═════ Information supplied ═════

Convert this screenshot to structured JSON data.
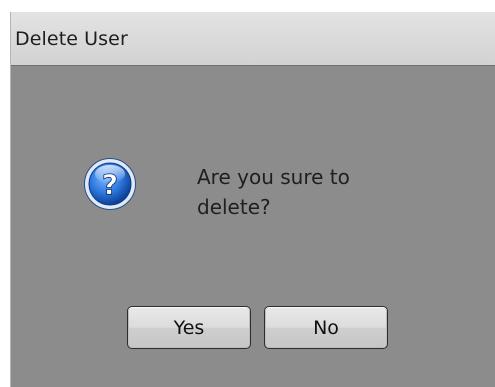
{
  "dialog": {
    "title": "Delete User",
    "message": "Are you sure to delete?",
    "icon": "question-icon",
    "buttons": {
      "yes": "Yes",
      "no": "No"
    }
  },
  "colors": {
    "dialog_background": "#8c8c8c",
    "titlebar_background": "#d9d9d9",
    "icon_blue": "#1a5fbf"
  }
}
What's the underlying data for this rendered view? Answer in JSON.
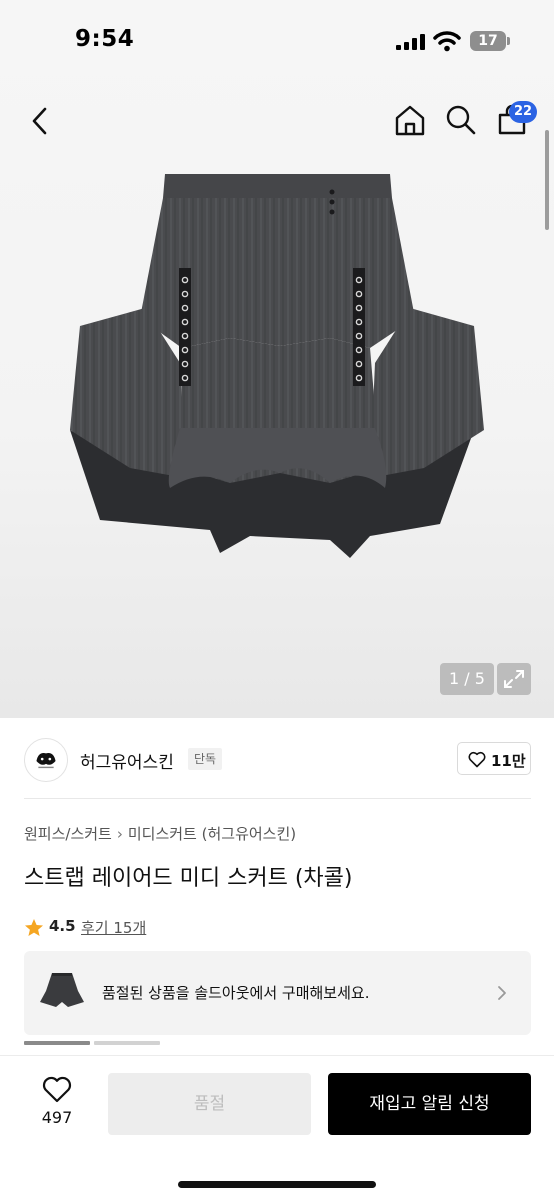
{
  "status_bar": {
    "time": "9:54",
    "battery_level": "17",
    "icons": [
      "signal-icon",
      "wifi-icon",
      "battery-icon"
    ]
  },
  "nav": {
    "icons": [
      "back-chevron-icon",
      "home-icon",
      "search-icon",
      "shopping-bag-icon"
    ],
    "bag_badge": "22"
  },
  "gallery": {
    "counter": "1 / 5",
    "icons": [
      "expand-icon"
    ]
  },
  "brand": {
    "name": "허그유어스킨",
    "tag": "단독",
    "like_count": "11만",
    "icons": [
      "brand-logo",
      "heart-outline-icon"
    ]
  },
  "breadcrumb": {
    "items": [
      "원피스/스커트",
      "미디스커트 (허그유어스킨)"
    ],
    "separator_icon": "chevron-right-icon"
  },
  "product": {
    "title": "스트랩 레이어드 미디 스커트 (차콜)",
    "rating": "4.5",
    "reviews": "후기 15개",
    "icons": [
      "star-icon"
    ]
  },
  "soldout_banner": {
    "text": "품절된 상품을 솔드아웃에서 구매해보세요.",
    "icons": [
      "skirt-thumbnail",
      "chevron-right-icon"
    ]
  },
  "bottom_bar": {
    "wish_count": "497",
    "soldout_label": "품절",
    "restock_label": "재입고 알림 신청",
    "icons": [
      "heart-outline-icon"
    ]
  },
  "colors": {
    "accent_badge": "#2b63e3",
    "primary_button": "#000000",
    "disabled_button": "#ededed",
    "star": "#f5a623"
  }
}
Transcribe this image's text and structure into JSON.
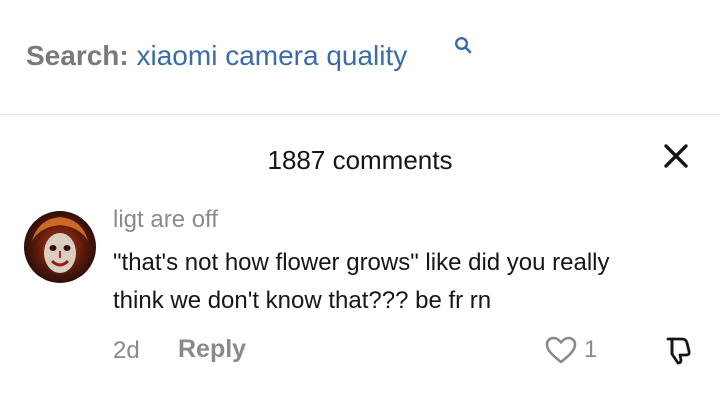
{
  "search": {
    "label": "Search:",
    "query": "xiaomi camera quality",
    "icon": "search-icon"
  },
  "comments_panel": {
    "title": "1887 comments",
    "close_icon": "close-icon"
  },
  "comment": {
    "avatar_icon": "avatar",
    "username": "ligt are off",
    "text_line1": "\"that's not how flower grows\" like did you really",
    "text_line2": "think we don't know that??? be fr rn",
    "time": "2d",
    "reply_label": "Reply",
    "like_icon": "heart-outline-icon",
    "like_count": "1",
    "dislike_icon": "thumbs-down-icon"
  },
  "colors": {
    "query_blue": "#3b6ba8",
    "gray_text": "#8a8a8a",
    "dark_text": "#161616"
  }
}
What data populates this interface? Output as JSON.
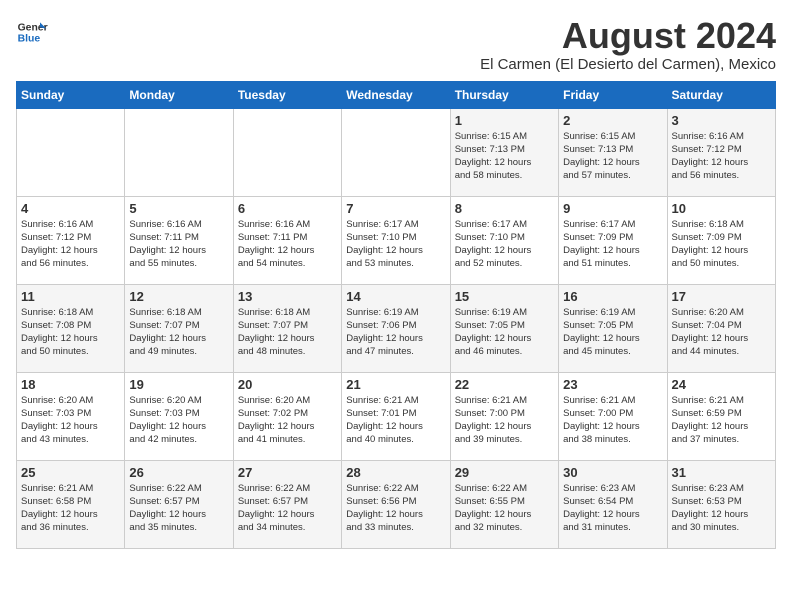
{
  "logo": {
    "line1": "General",
    "line2": "Blue"
  },
  "title": "August 2024",
  "subtitle": "El Carmen (El Desierto del Carmen), Mexico",
  "header": {
    "days": [
      "Sunday",
      "Monday",
      "Tuesday",
      "Wednesday",
      "Thursday",
      "Friday",
      "Saturday"
    ]
  },
  "weeks": [
    [
      {
        "day": "",
        "info": ""
      },
      {
        "day": "",
        "info": ""
      },
      {
        "day": "",
        "info": ""
      },
      {
        "day": "",
        "info": ""
      },
      {
        "day": "1",
        "info": "Sunrise: 6:15 AM\nSunset: 7:13 PM\nDaylight: 12 hours\nand 58 minutes."
      },
      {
        "day": "2",
        "info": "Sunrise: 6:15 AM\nSunset: 7:13 PM\nDaylight: 12 hours\nand 57 minutes."
      },
      {
        "day": "3",
        "info": "Sunrise: 6:16 AM\nSunset: 7:12 PM\nDaylight: 12 hours\nand 56 minutes."
      }
    ],
    [
      {
        "day": "4",
        "info": "Sunrise: 6:16 AM\nSunset: 7:12 PM\nDaylight: 12 hours\nand 56 minutes."
      },
      {
        "day": "5",
        "info": "Sunrise: 6:16 AM\nSunset: 7:11 PM\nDaylight: 12 hours\nand 55 minutes."
      },
      {
        "day": "6",
        "info": "Sunrise: 6:16 AM\nSunset: 7:11 PM\nDaylight: 12 hours\nand 54 minutes."
      },
      {
        "day": "7",
        "info": "Sunrise: 6:17 AM\nSunset: 7:10 PM\nDaylight: 12 hours\nand 53 minutes."
      },
      {
        "day": "8",
        "info": "Sunrise: 6:17 AM\nSunset: 7:10 PM\nDaylight: 12 hours\nand 52 minutes."
      },
      {
        "day": "9",
        "info": "Sunrise: 6:17 AM\nSunset: 7:09 PM\nDaylight: 12 hours\nand 51 minutes."
      },
      {
        "day": "10",
        "info": "Sunrise: 6:18 AM\nSunset: 7:09 PM\nDaylight: 12 hours\nand 50 minutes."
      }
    ],
    [
      {
        "day": "11",
        "info": "Sunrise: 6:18 AM\nSunset: 7:08 PM\nDaylight: 12 hours\nand 50 minutes."
      },
      {
        "day": "12",
        "info": "Sunrise: 6:18 AM\nSunset: 7:07 PM\nDaylight: 12 hours\nand 49 minutes."
      },
      {
        "day": "13",
        "info": "Sunrise: 6:18 AM\nSunset: 7:07 PM\nDaylight: 12 hours\nand 48 minutes."
      },
      {
        "day": "14",
        "info": "Sunrise: 6:19 AM\nSunset: 7:06 PM\nDaylight: 12 hours\nand 47 minutes."
      },
      {
        "day": "15",
        "info": "Sunrise: 6:19 AM\nSunset: 7:05 PM\nDaylight: 12 hours\nand 46 minutes."
      },
      {
        "day": "16",
        "info": "Sunrise: 6:19 AM\nSunset: 7:05 PM\nDaylight: 12 hours\nand 45 minutes."
      },
      {
        "day": "17",
        "info": "Sunrise: 6:20 AM\nSunset: 7:04 PM\nDaylight: 12 hours\nand 44 minutes."
      }
    ],
    [
      {
        "day": "18",
        "info": "Sunrise: 6:20 AM\nSunset: 7:03 PM\nDaylight: 12 hours\nand 43 minutes."
      },
      {
        "day": "19",
        "info": "Sunrise: 6:20 AM\nSunset: 7:03 PM\nDaylight: 12 hours\nand 42 minutes."
      },
      {
        "day": "20",
        "info": "Sunrise: 6:20 AM\nSunset: 7:02 PM\nDaylight: 12 hours\nand 41 minutes."
      },
      {
        "day": "21",
        "info": "Sunrise: 6:21 AM\nSunset: 7:01 PM\nDaylight: 12 hours\nand 40 minutes."
      },
      {
        "day": "22",
        "info": "Sunrise: 6:21 AM\nSunset: 7:00 PM\nDaylight: 12 hours\nand 39 minutes."
      },
      {
        "day": "23",
        "info": "Sunrise: 6:21 AM\nSunset: 7:00 PM\nDaylight: 12 hours\nand 38 minutes."
      },
      {
        "day": "24",
        "info": "Sunrise: 6:21 AM\nSunset: 6:59 PM\nDaylight: 12 hours\nand 37 minutes."
      }
    ],
    [
      {
        "day": "25",
        "info": "Sunrise: 6:21 AM\nSunset: 6:58 PM\nDaylight: 12 hours\nand 36 minutes."
      },
      {
        "day": "26",
        "info": "Sunrise: 6:22 AM\nSunset: 6:57 PM\nDaylight: 12 hours\nand 35 minutes."
      },
      {
        "day": "27",
        "info": "Sunrise: 6:22 AM\nSunset: 6:57 PM\nDaylight: 12 hours\nand 34 minutes."
      },
      {
        "day": "28",
        "info": "Sunrise: 6:22 AM\nSunset: 6:56 PM\nDaylight: 12 hours\nand 33 minutes."
      },
      {
        "day": "29",
        "info": "Sunrise: 6:22 AM\nSunset: 6:55 PM\nDaylight: 12 hours\nand 32 minutes."
      },
      {
        "day": "30",
        "info": "Sunrise: 6:23 AM\nSunset: 6:54 PM\nDaylight: 12 hours\nand 31 minutes."
      },
      {
        "day": "31",
        "info": "Sunrise: 6:23 AM\nSunset: 6:53 PM\nDaylight: 12 hours\nand 30 minutes."
      }
    ]
  ]
}
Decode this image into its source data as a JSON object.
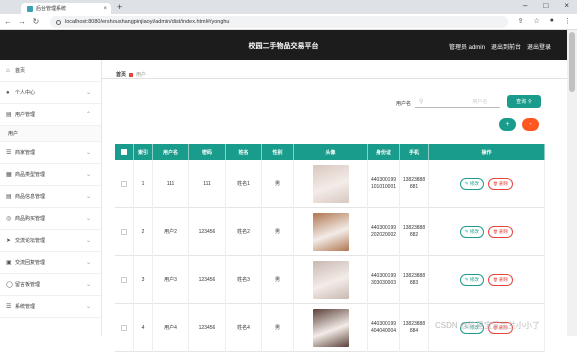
{
  "browser": {
    "tab_title": "后台管理系统",
    "url": "localhost:8080/ershoushangpinjiaoyi/admin/dist/index.html#/yonghu"
  },
  "app": {
    "title": "校园二手物品交易平台",
    "user_label": "管理员 admin",
    "back_link": "退出到前台",
    "logout": "退出登录"
  },
  "sidebar": {
    "items": [
      {
        "label": "首页",
        "icon": "home-icon",
        "chev": false
      },
      {
        "label": "个人中心",
        "icon": "user-icon",
        "chev": true
      },
      {
        "label": "用户管理",
        "icon": "users-icon",
        "chev": true,
        "open": true
      },
      {
        "label": "用户",
        "sub": true
      },
      {
        "label": "商家管理",
        "icon": "shop-icon",
        "chev": true
      },
      {
        "label": "商品类型管理",
        "icon": "list-icon",
        "chev": true
      },
      {
        "label": "商品信息管理",
        "icon": "info-icon",
        "chev": true
      },
      {
        "label": "商品购买管理",
        "icon": "cart-icon",
        "chev": true
      },
      {
        "label": "交流论坛管理",
        "icon": "forum-icon",
        "chev": true
      },
      {
        "label": "交流回复管理",
        "icon": "reply-icon",
        "chev": true
      },
      {
        "label": "留言板管理",
        "icon": "message-icon",
        "chev": true
      },
      {
        "label": "系统管理",
        "icon": "settings-icon",
        "chev": true
      }
    ]
  },
  "breadcrumb": {
    "home": "首页",
    "current": "用户"
  },
  "search": {
    "label": "用户名",
    "placeholder": "用户名",
    "button": "查询"
  },
  "actions": {
    "add": "+",
    "delete": "-"
  },
  "table": {
    "headers": [
      "",
      "索引",
      "用户名",
      "密码",
      "姓名",
      "性别",
      "头像",
      "身份证",
      "手机",
      "操作"
    ],
    "rows": [
      {
        "index": "1",
        "username": "111",
        "password": "111",
        "name": "姓名1",
        "gender": "男",
        "idcard": "440300199101010001",
        "phone": "13823888881",
        "avatar_color": "#d9c7c0"
      },
      {
        "index": "2",
        "username": "用户2",
        "password": "123456",
        "name": "姓名2",
        "gender": "男",
        "idcard": "440300199202020002",
        "phone": "13823888882",
        "avatar_color": "#b07650"
      },
      {
        "index": "3",
        "username": "用户3",
        "password": "123456",
        "name": "姓名3",
        "gender": "男",
        "idcard": "440300199303030003",
        "phone": "13823888883",
        "avatar_color": "#c9b8b2"
      },
      {
        "index": "4",
        "username": "用户4",
        "password": "123456",
        "name": "姓名4",
        "gender": "男",
        "idcard": "440300199404040004",
        "phone": "13823888884",
        "avatar_color": "#5a4038"
      }
    ],
    "edit_label": "修改",
    "delete_label": "删除"
  },
  "watermark": "CSDN @陈星宝冗兰兰小小了",
  "colors": {
    "accent": "#1a9c8c",
    "danger": "#ff5722",
    "header": "#1c1c1c"
  }
}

═════

**Brief**
In the records above, find each line with the word "data" and copy it.

**Exercise answer**
Convert this screenshot to structured JSON data.
What's the underlying data for this rendered view? Answer in JSON.
What data populates this interface? Output as JSON.
Decode this image into its source data as a JSON object.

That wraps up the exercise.